**Problem to work on**
Reproduce the listing below with "worsted wool" changed to "woolen" wherever it occurs and every other line left unchanged. Leave the pictures out of the answer.

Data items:
----

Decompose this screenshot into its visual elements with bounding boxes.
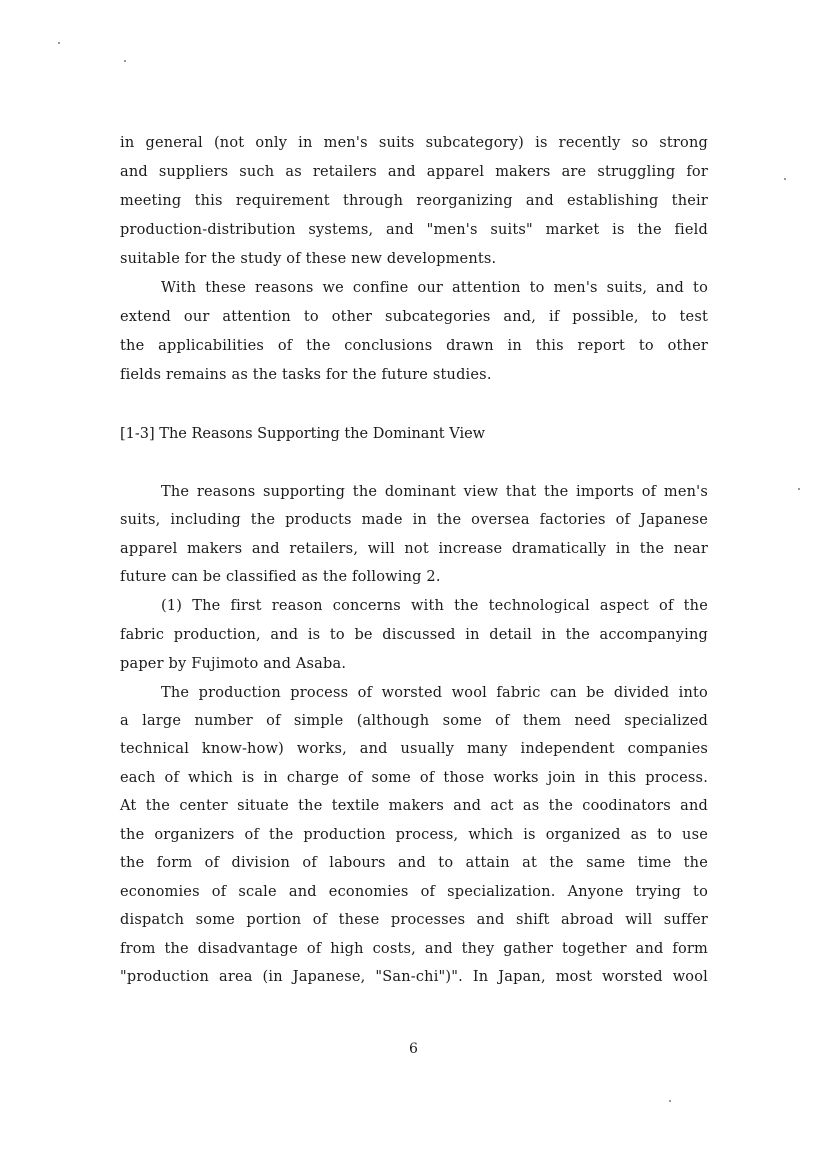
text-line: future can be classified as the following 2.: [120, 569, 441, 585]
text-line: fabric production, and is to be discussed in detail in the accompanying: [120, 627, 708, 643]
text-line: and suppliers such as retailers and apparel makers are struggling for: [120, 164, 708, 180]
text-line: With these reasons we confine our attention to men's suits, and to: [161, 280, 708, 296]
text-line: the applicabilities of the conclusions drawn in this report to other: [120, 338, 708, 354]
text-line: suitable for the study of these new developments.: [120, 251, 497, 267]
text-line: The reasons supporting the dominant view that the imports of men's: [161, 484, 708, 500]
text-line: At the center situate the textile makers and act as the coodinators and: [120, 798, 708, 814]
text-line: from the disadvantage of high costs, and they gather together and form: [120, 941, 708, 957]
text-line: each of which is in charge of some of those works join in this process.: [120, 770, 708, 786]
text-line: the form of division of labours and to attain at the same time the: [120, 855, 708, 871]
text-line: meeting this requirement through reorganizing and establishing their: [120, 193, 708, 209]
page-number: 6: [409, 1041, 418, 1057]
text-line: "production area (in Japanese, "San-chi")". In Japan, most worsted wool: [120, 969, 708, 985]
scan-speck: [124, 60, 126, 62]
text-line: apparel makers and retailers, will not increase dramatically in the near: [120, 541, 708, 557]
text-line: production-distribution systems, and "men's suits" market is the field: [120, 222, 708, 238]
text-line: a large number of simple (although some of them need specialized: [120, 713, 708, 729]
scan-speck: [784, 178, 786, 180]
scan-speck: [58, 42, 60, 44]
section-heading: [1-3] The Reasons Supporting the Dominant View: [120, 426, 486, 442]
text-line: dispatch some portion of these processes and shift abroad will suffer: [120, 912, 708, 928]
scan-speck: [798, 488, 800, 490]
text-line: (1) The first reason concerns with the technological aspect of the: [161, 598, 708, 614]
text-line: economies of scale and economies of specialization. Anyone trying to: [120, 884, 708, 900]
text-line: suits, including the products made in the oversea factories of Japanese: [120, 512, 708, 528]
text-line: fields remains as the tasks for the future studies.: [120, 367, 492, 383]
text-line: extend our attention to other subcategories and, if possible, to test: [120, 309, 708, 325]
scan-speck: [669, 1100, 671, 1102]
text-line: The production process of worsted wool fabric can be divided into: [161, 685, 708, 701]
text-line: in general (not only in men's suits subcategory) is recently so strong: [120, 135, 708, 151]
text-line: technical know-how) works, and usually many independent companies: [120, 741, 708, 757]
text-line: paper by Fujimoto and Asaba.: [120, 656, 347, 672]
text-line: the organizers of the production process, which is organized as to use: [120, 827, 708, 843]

----

**Written reply**
Decompose this screenshot into its visual elements with bounding boxes.
text-line: future can be classified as the following 2.: [120, 569, 441, 585]
text-line: fabric production, and is to be discussed in detail in the accompanying: [120, 627, 708, 643]
text-line: and suppliers such as retailers and apparel makers are struggling for: [120, 164, 708, 180]
text-line: With these reasons we confine our attention to men's suits, and to: [161, 280, 708, 296]
text-line: the applicabilities of the conclusions drawn in this report to other: [120, 338, 708, 354]
text-line: suitable for the study of these new developments.: [120, 251, 497, 267]
text-line: The reasons supporting the dominant view that the imports of men's: [161, 484, 708, 500]
text-line: At the center situate the textile makers and act as the coodinators and: [120, 798, 708, 814]
text-line: from the disadvantage of high costs, and they gather together and form: [120, 941, 708, 957]
text-line: each of which is in charge of some of those works join in this process.: [120, 770, 708, 786]
text-line: the form of division of labours and to attain at the same time the: [120, 855, 708, 871]
text-line: meeting this requirement through reorganizing and establishing their: [120, 193, 708, 209]
page-number: 6: [409, 1041, 418, 1057]
text-line: "production area (in Japanese, "San-chi")". In Japan, most woolen: [120, 969, 708, 985]
scan-speck: [124, 60, 126, 62]
text-line: apparel makers and retailers, will not increase dramatically in the near: [120, 541, 708, 557]
text-line: production-distribution systems, and "men's suits" market is the field: [120, 222, 708, 238]
text-line: a large number of simple (although some of them need specialized: [120, 713, 708, 729]
scan-speck: [784, 178, 786, 180]
scan-speck: [58, 42, 60, 44]
section-heading: [1-3] The Reasons Supporting the Dominant View: [120, 426, 486, 442]
text-line: dispatch some portion of these processes and shift abroad will suffer: [120, 912, 708, 928]
scan-speck: [798, 488, 800, 490]
text-line: (1) The first reason concerns with the technological aspect of the: [161, 598, 708, 614]
text-line: economies of scale and economies of specialization. Anyone trying to: [120, 884, 708, 900]
text-line: suits, including the products made in the oversea factories of Japanese: [120, 512, 708, 528]
text-line: fields remains as the tasks for the future studies.: [120, 367, 492, 383]
text-line: extend our attention to other subcategories and, if possible, to test: [120, 309, 708, 325]
scan-speck: [669, 1100, 671, 1102]
text-line: The production process of woolen fabric can be divided into: [161, 685, 708, 701]
text-line: in general (not only in men's suits subcategory) is recently so strong: [120, 135, 708, 151]
text-line: technical know-how) works, and usually many independent companies: [120, 741, 708, 757]
text-line: paper by Fujimoto and Asaba.: [120, 656, 347, 672]
text-line: the organizers of the production process, which is organized as to use: [120, 827, 708, 843]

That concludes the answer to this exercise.